#### SUPPLIED ENTRIES:
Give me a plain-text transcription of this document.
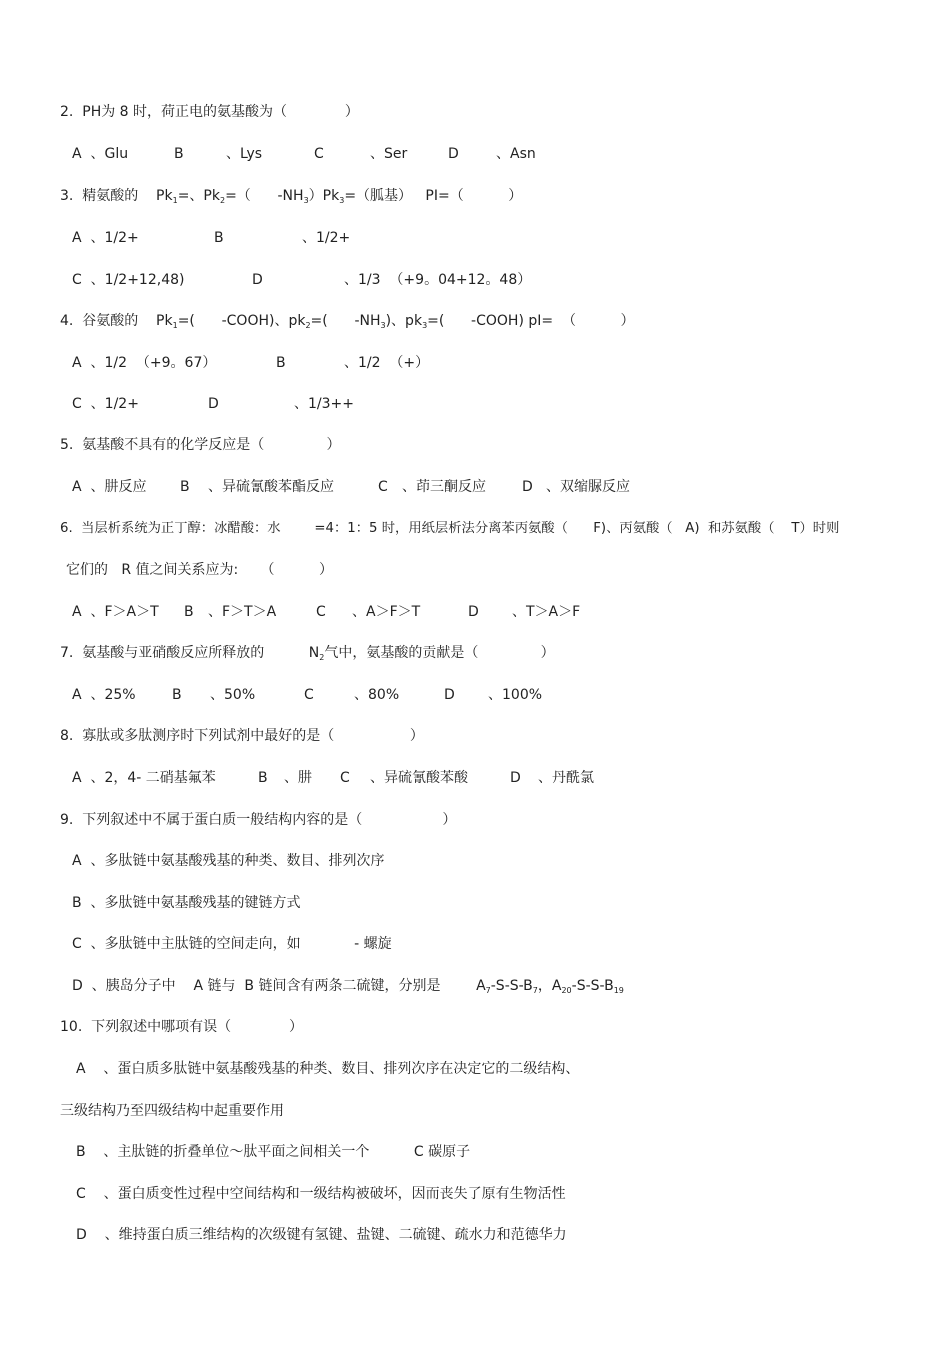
2.  PH为 8 时，荷正电的氨基酸为（             ）

A  、Glu

	B

	、Lys

	C

	、Ser

	D

	、Asn

3.  精氨酸的    $Pk_1=$、$Pk_2=$（      $-NH_3)Pk_3=$（胍基）   PI=（          ）

A  、1/2+

	B

	、1/2+

C  、1/2+12,48)

	D

	、1/3  （+9。04+12。48）

4.  谷氨酸的    $Pk_1=$(      -COOH)、$pk_2=$(      $-NH_3$)、$pk_3=$(      -COOH) pI=  （          ）

A  、1/2  （+9。67）

	B

	、1/2  （+）

C  、1/2+

	D

	、1/3++

5.  氨基酸不具有的化学反应是（              ）

A  、肼反应

B

、异硫氰酸苯酯反应

	C

、茚三酮反应

	D

、双缩脲反应

6.  当层析系统为正丁醇：冰醋酸：水        =4：1：5 时，用纸层析法分离苯丙氨酸（      F)、丙氨酸（   A)  和苏氨酸（    T）时则
它们的   R 值之间关系应为:     （          ）

A  、F＞A＞T

B

、F＞T＞A

	C

、A＞F＞T

	D

、T＞A＞F

7.  氨基酸与亚硝酸反应所释放的          $N_2$气中，氨基酸的贡献是（              ）

A  、25%

	B

、50%

	C

	、80%

	D

、100%

8.  寡肽或多肽测序时下列试剂中最好的是（                 ）

A  、2，4- 二硝基氟苯

	B

、肼

C

、异硫氰酸苯酸

	D

、丹酰氯

9.  下列叙述中不属于蛋白质一般结构内容的是（                  ）
A  、多肽链中氨基酸残基的种类、数目、排列次序
B  、多肽链中氨基酸残基的键链方式
C  、多肽链中主肽链的空间走向，如            - 螺旋
D  、胰岛分子中    A 链与  B 链间含有两条二硫键，分别是        $A_7-S-S-B_7$，$A_{20}-S-S-B_{19}$
10.  下列叙述中哪项有误（             ）
A    、蛋白质多肽链中氨基酸残基的种类、数目、排列次序在决定它的二级结构、
三级结构乃至四级结构中起重要作用
B    、主肽链的折叠单位～肽平面之间相关一个          C 碳原子
C    、蛋白质变性过程中空间结构和一级结构被破坏，因而丧失了原有生物活性
D    、维持蛋白质三维结构的次级键有氢键、盐键、二硫键、疏水力和范德华力
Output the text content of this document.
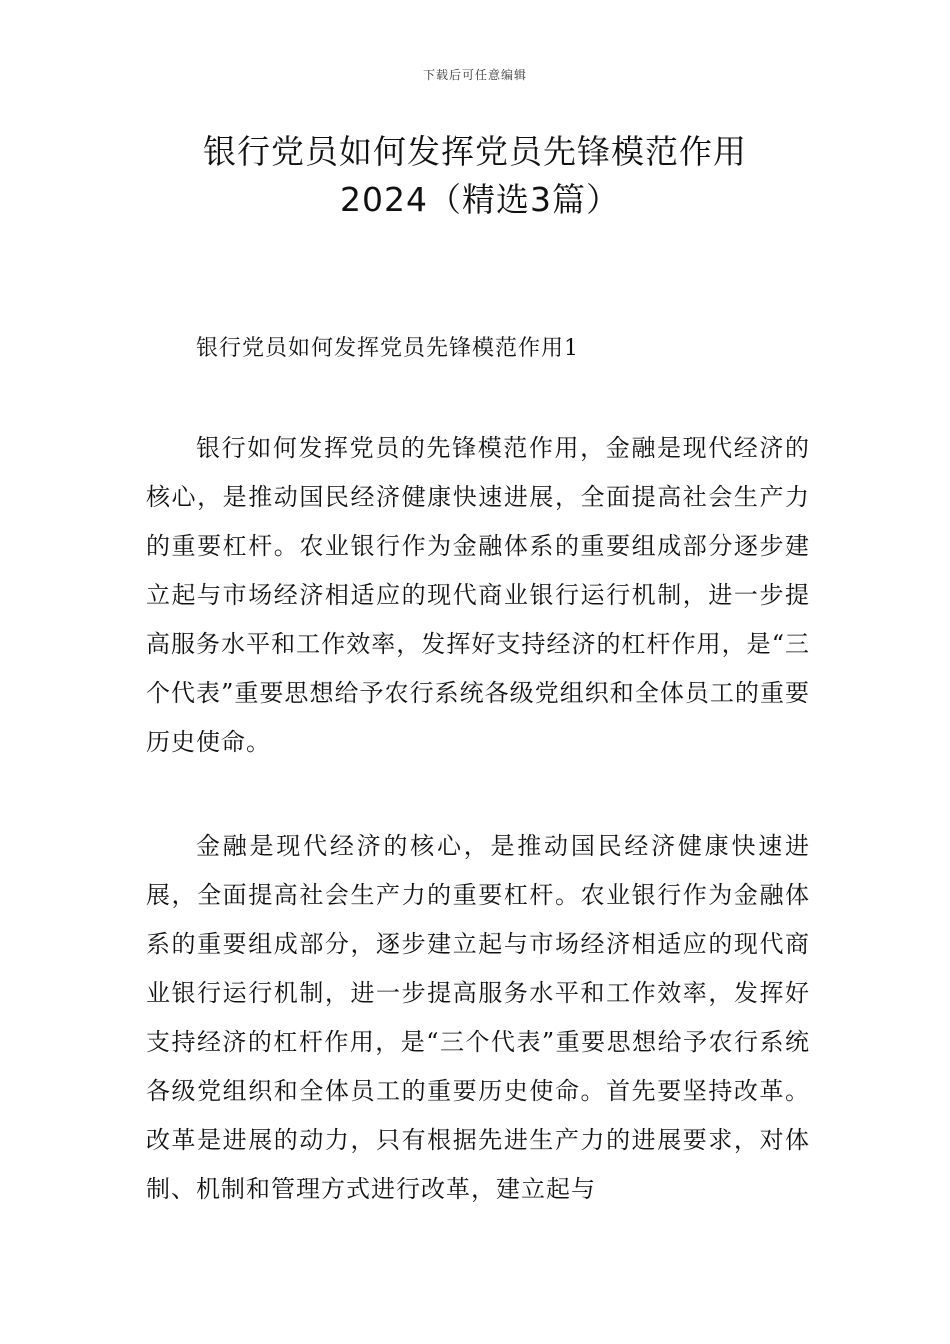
下载后可任意编辑
银行党员如何发挥党员先锋模范作用
2024（精选3篇）
银行党员如何发挥党员先锋模范作用1

银行如何发挥党员的先锋模范作用，金融是现代经济的核心，是推动国民经济健康快速进展，全面提高社会生产力的重要杠杆。农业银行作为金融体系的重要组成部分逐步建立起与市场经济相适应的现代商业银行运行机制，进一步提高服务水平和工作效率，发挥好支持经济的杠杆作用，是“三个代表”重要思想给予农行系统各级党组织和全体员工的重要历史使命。

金融是现代经济的核心，是推动国民经济健康快速进展，全面提高社会生产力的重要杠杆。农业银行作为金融体系的重要组成部分，逐步建立起与市场经济相适应的现代商业银行运行机制，进一步提高服务水平和工作效率，发挥好支持经济的杠杆作用，是“三个代表”重要思想给予农行系统各级党组织和全体员工的重要历史使命。首先要坚持改革。改革是进展的动力，只有根据先进生产力的进展要求，对体制、机制和管理方式进行改革，建立起与
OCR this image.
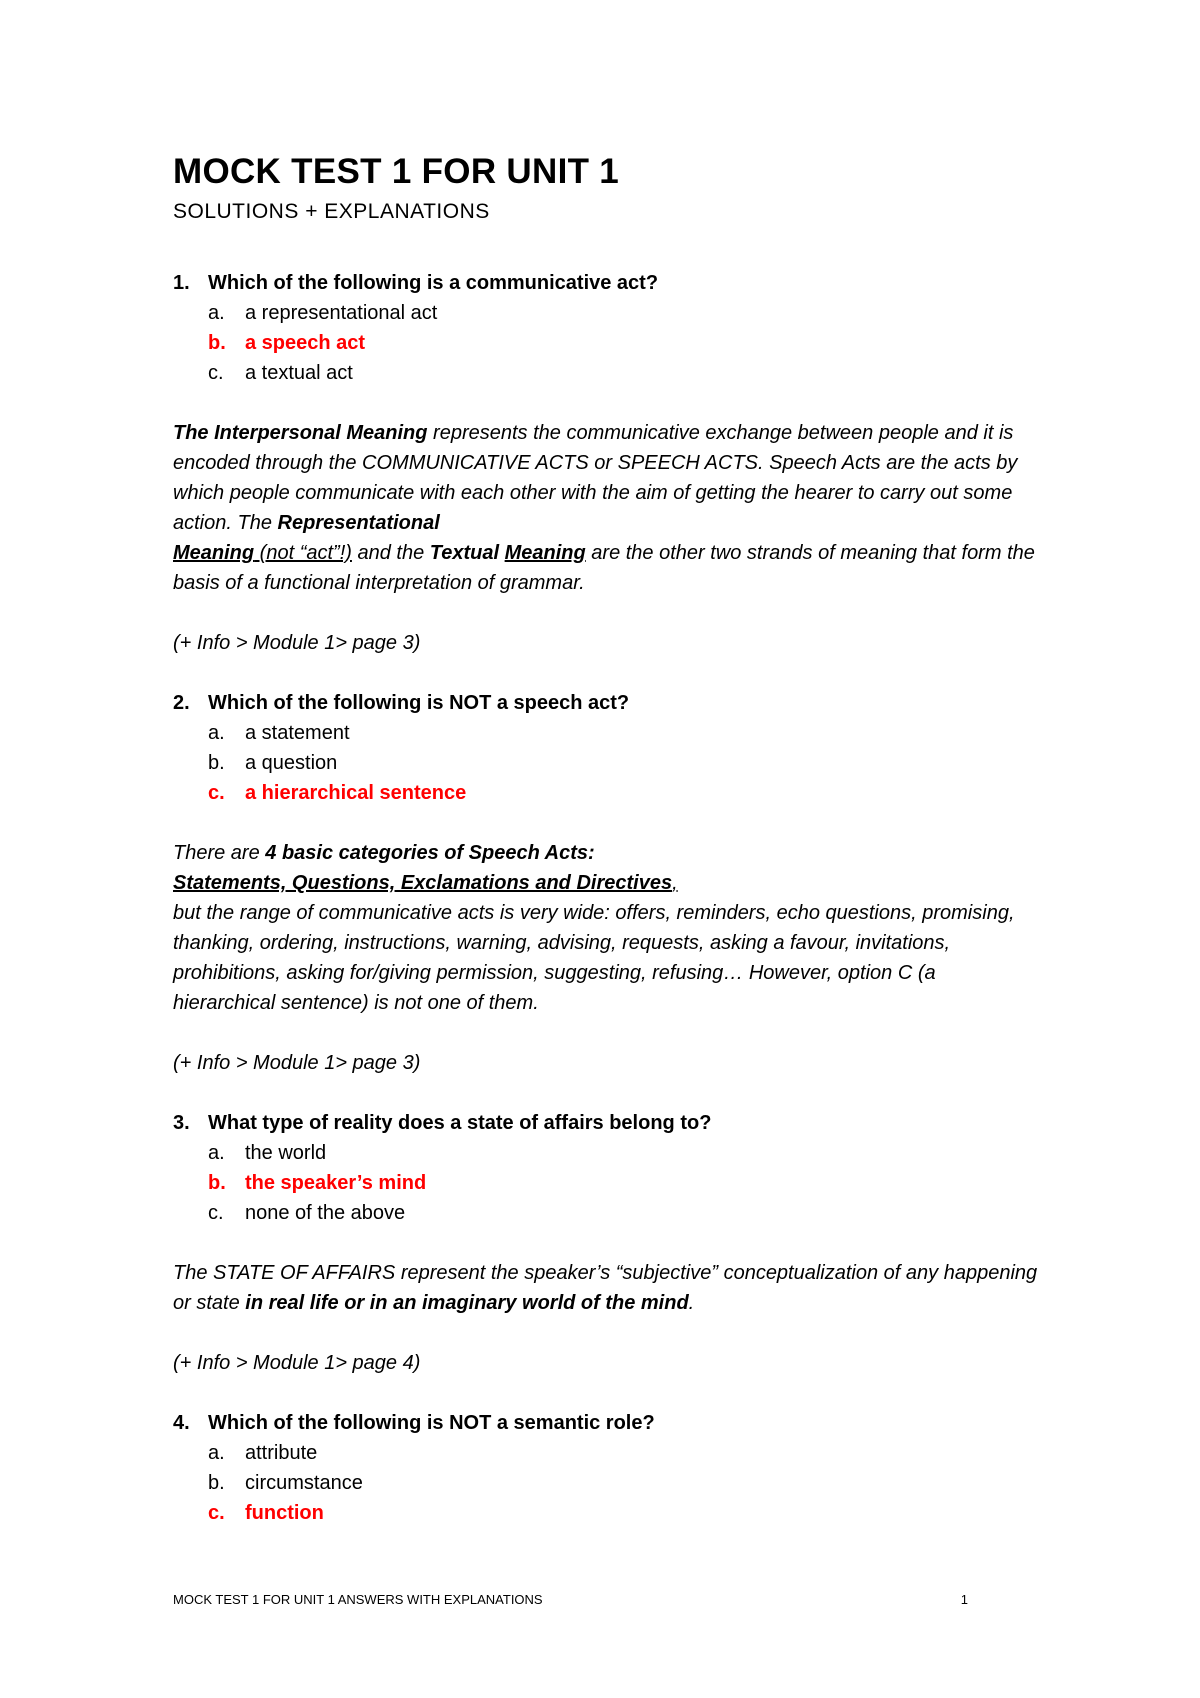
MOCK TEST 1 FOR UNIT 1
SOLUTIONS + EXPLANATIONS
1. Which of the following is a communicative act?
a.	a representational act
b. a speech act
c.	a textual act
The Interpersonal Meaning represents the communicative exchange between people and it is encoded through the COMMUNICATIVE ACTS or SPEECH ACTS. Speech Acts are the acts by which people communicate with each other with the aim of getting the hearer to carry out some action. The Representational
Meaning (not “act”!) and the Textual Meaning are the other two strands of meaning that form the basis of a functional interpretation of grammar.
(+ Info > Module 1> page 3)
2. Which of the following is NOT a speech act?
a.	a statement
b.	a question
c.	a hierarchical sentence
There are 4 basic categories of Speech Acts:
Statements, Questions, Exclamations and Directives,
but the range of communicative acts is very wide: offers, reminders, echo questions, promising, thanking, ordering, instructions, warning, advising, requests, asking a favour, invitations, prohibitions, asking for/giving permission, suggesting, refusing… However, option C (a hierarchical sentence) is not one of them.
(+ Info > Module 1> page 3)
3. What type of reality does a state of affairs belong to?
a.	the world
b. the speaker’s mind
c.	none of the above
The STATE OF AFFAIRS represent the speaker’s “subjective” conceptualization of any happening or state in real life or in an imaginary world of the mind.
(+ Info > Module 1> page 4)
4. Which of the following is NOT a semantic role?
a.	attribute
b.	circumstance
c.	function
MOCK TEST 1 FOR UNIT 1 ANSWERS WITH EXPLANATIONS	1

#### TASK:
Write out every record above exactly as it stands, but leave out the pictures.

#### OUTPUT OF THE EXERCISE:
Give me a plain-text transcription of this document.
2.  PH为 8 时，荷正电的氨基酸为（             ）

A  、Glu

	B

	、Lys

	C

	、Ser

	D

	、Asn

3.  精氨酸的    $Pk_1=$、$Pk_2=$（      $-NH_3)Pk_3=$（胍基）   PI=（          ）

A  、1/2+

	B

	、1/2+

C  、1/2+12,48)

	D

	、1/3  （+9。04+12。48）

4.  谷氨酸的    $Pk_1=$(      -COOH)、$pk_2=$(      $-NH_3$)、$pk_3=$(      -COOH) pI=  （          ）

A  、1/2  （+9。67）

	B

	、1/2  （+）

C  、1/2+

	D

	、1/3++

5.  氨基酸不具有的化学反应是（              ）

A  、肼反应

B

、异硫氰酸苯酯反应

	C

、茚三酮反应

	D

、双缩脲反应

6.  当层析系统为正丁醇：冰醋酸：水        =4：1：5 时，用纸层析法分离苯丙氨酸（      F)、丙氨酸（   A)  和苏氨酸（    T）时则
它们的   R 值之间关系应为:     （          ）

A  、F＞A＞T

B

、F＞T＞A

	C

、A＞F＞T

	D

、T＞A＞F

7.  氨基酸与亚硝酸反应所释放的          $N_2$气中，氨基酸的贡献是（              ）

A  、25%

	B

、50%

	C

	、80%

	D

、100%

8.  寡肽或多肽测序时下列试剂中最好的是（                 ）

A  、2，4- 二硝基氟苯

	B

、肼

C

、异硫氰酸苯酸

	D

、丹酰氯

9.  下列叙述中不属于蛋白质一般结构内容的是（                  ）
A  、多肽链中氨基酸残基的种类、数目、排列次序
B  、多肽链中氨基酸残基的键链方式
C  、多肽链中主肽链的空间走向，如            - 螺旋
D  、胰岛分子中    A 链与  B 链间含有两条二硫键，分别是        $A_7-S-S-B_7$，$A_{20}-S-S-B_{19}$
10.  下列叙述中哪项有误（             ）
A    、蛋白质多肽链中氨基酸残基的种类、数目、排列次序在决定它的二级结构、
三级结构乃至四级结构中起重要作用
B    、主肽链的折叠单位～肽平面之间相关一个          C 碳原子
C    、蛋白质变性过程中空间结构和一级结构被破坏，因而丧失了原有生物活性
D    、维持蛋白质三维结构的次级键有氢键、盐键、二硫键、疏水力和范德华力
Output the text content of this document.
下载后可任意编辑
银行党员如何发挥党员先锋模范作用
2024（精选3篇）
银行党员如何发挥党员先锋模范作用1

银行如何发挥党员的先锋模范作用，金融是现代经济的核心，是推动国民经济健康快速进展，全面提高社会生产力的重要杠杆。农业银行作为金融体系的重要组成部分逐步建立起与市场经济相适应的现代商业银行运行机制，进一步提高服务水平和工作效率，发挥好支持经济的杠杆作用，是“三个代表”重要思想给予农行系统各级党组织和全体员工的重要历史使命。

金融是现代经济的核心，是推动国民经济健康快速进展，全面提高社会生产力的重要杠杆。农业银行作为金融体系的重要组成部分，逐步建立起与市场经济相适应的现代商业银行运行机制，进一步提高服务水平和工作效率，发挥好支持经济的杠杆作用，是“三个代表”重要思想给予农行系统各级党组织和全体员工的重要历史使命。首先要坚持改革。改革是进展的动力，只有根据先进生产力的进展要求，对体制、机制和管理方式进行改革，建立起与
OCR this image.
MOCK TEST 1 FOR UNIT 1
SOLUTIONS + EXPLANATIONS
1. Which of the following is a communicative act?
a.	a representational act
b. a speech act
c.	a textual act
The Interpersonal Meaning represents the communicative exchange between people and it is encoded through the COMMUNICATIVE ACTS or SPEECH ACTS. Speech Acts are the acts by which people communicate with each other with the aim of getting the hearer to carry out some action. The Representational
Meaning (not “act”!) and the Textual Meaning are the other two strands of meaning that form the basis of a functional interpretation of grammar.
(+ Info > Module 1> page 3)
2. Which of the following is NOT a speech act?
a.	a statement
b.	a question
c.	a hierarchical sentence
There are 4 basic categories of Speech Acts:
Statements, Questions, Exclamations and Directives,
but the range of communicative acts is very wide: offers, reminders, echo questions, promising, thanking, ordering, instructions, warning, advising, requests, asking a favour, invitations, prohibitions, asking for/giving permission, suggesting, refusing… However, option C (a hierarchical sentence) is not one of them.
(+ Info > Module 1> page 3)
3. What type of reality does a state of affairs belong to?
a.	the world
b. the speaker’s mind
c.	none of the above
The STATE OF AFFAIRS represent the speaker’s “subjective” conceptualization of any happening or state in real life or in an imaginary world of the mind.
(+ Info > Module 1> page 4)
4. Which of the following is NOT a semantic role?
a.	attribute
b.	circumstance
c.	function
MOCK TEST 1 FOR UNIT 1 ANSWERS WITH EXPLANATIONS	1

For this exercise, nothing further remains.